_WHAT TO WORK ON_
Return every record below exactly as written, omitting any pictures.

_MATERIAL SUPPLIED_
*****

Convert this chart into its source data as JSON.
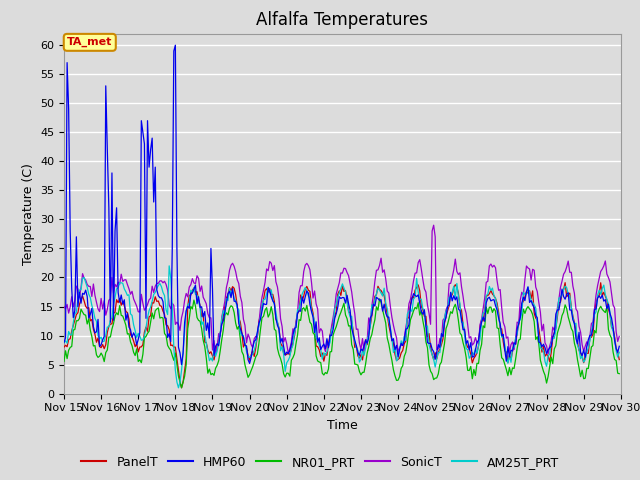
{
  "title": "Alfalfa Temperatures",
  "xlabel": "Time",
  "ylabel": "Temperature (C)",
  "ylim": [
    0,
    62
  ],
  "xlim": [
    0,
    360
  ],
  "fig_width": 6.4,
  "fig_height": 4.8,
  "dpi": 100,
  "background_color": "#dcdcdc",
  "plot_bg_color": "#dcdcdc",
  "grid_color": "#ffffff",
  "annotation_text": "TA_met",
  "annotation_bg": "#ffff99",
  "annotation_border": "#cc8800",
  "annotation_text_color": "#cc0000",
  "colors": {
    "PanelT": "#cc0000",
    "HMP60": "#0000ee",
    "NR01_PRT": "#00bb00",
    "SonicT": "#9900cc",
    "AM25T_PRT": "#00cccc"
  },
  "x_tick_labels": [
    "Nov 15",
    "Nov 16",
    "Nov 17",
    "Nov 18",
    "Nov 19",
    "Nov 20",
    "Nov 21",
    "Nov 22",
    "Nov 23",
    "Nov 24",
    "Nov 25",
    "Nov 26",
    "Nov 27",
    "Nov 28",
    "Nov 29",
    "Nov 30"
  ],
  "x_tick_positions": [
    0,
    24,
    48,
    72,
    96,
    120,
    144,
    168,
    192,
    216,
    240,
    264,
    288,
    312,
    336,
    360
  ],
  "y_ticks": [
    0,
    5,
    10,
    15,
    20,
    25,
    30,
    35,
    40,
    45,
    50,
    55,
    60
  ],
  "title_fontsize": 12,
  "label_fontsize": 9,
  "tick_fontsize": 8,
  "legend_fontsize": 9
}
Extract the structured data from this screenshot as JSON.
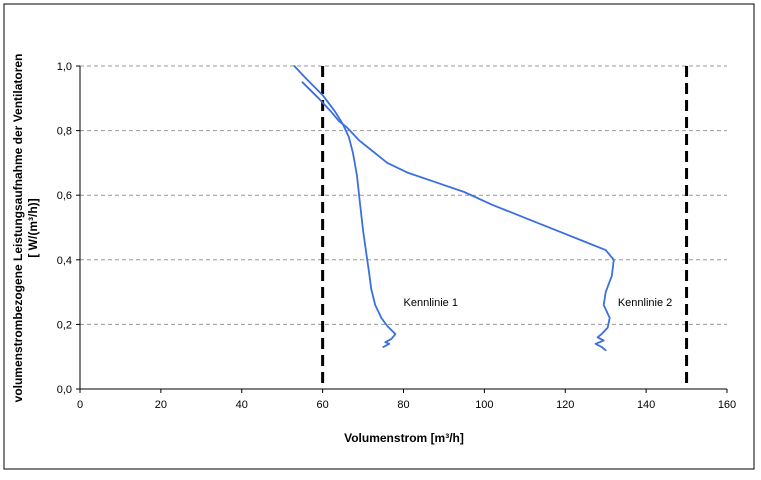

*****

_CORRECT OUTPUT_
Convert this chart into its source data as JSON.
{
  "title": "Alfalfa Temperatures",
  "xlabel": "Time",
  "ylabel": "Temperature (C)",
  "ylim": [
    0,
    62
  ],
  "xlim": [
    0,
    360
  ],
  "fig_width": 6.4,
  "fig_height": 4.8,
  "dpi": 100,
  "background_color": "#dcdcdc",
  "plot_bg_color": "#dcdcdc",
  "grid_color": "#ffffff",
  "annotation_text": "TA_met",
  "annotation_bg": "#ffff99",
  "annotation_border": "#cc8800",
  "annotation_text_color": "#cc0000",
  "colors": {
    "PanelT": "#cc0000",
    "HMP60": "#0000ee",
    "NR01_PRT": "#00bb00",
    "SonicT": "#9900cc",
    "AM25T_PRT": "#00cccc"
  },
  "x_tick_labels": [
    "Nov 15",
    "Nov 16",
    "Nov 17",
    "Nov 18",
    "Nov 19",
    "Nov 20",
    "Nov 21",
    "Nov 22",
    "Nov 23",
    "Nov 24",
    "Nov 25",
    "Nov 26",
    "Nov 27",
    "Nov 28",
    "Nov 29",
    "Nov 30"
  ],
  "x_tick_positions": [
    0,
    24,
    48,
    72,
    96,
    120,
    144,
    168,
    192,
    216,
    240,
    264,
    288,
    312,
    336,
    360
  ],
  "y_ticks": [
    0,
    5,
    10,
    15,
    20,
    25,
    30,
    35,
    40,
    45,
    50,
    55,
    60
  ],
  "title_fontsize": 12,
  "label_fontsize": 9,
  "tick_fontsize": 8,
  "legend_fontsize": 9
}
Extract the structured data from this screenshot as JSON.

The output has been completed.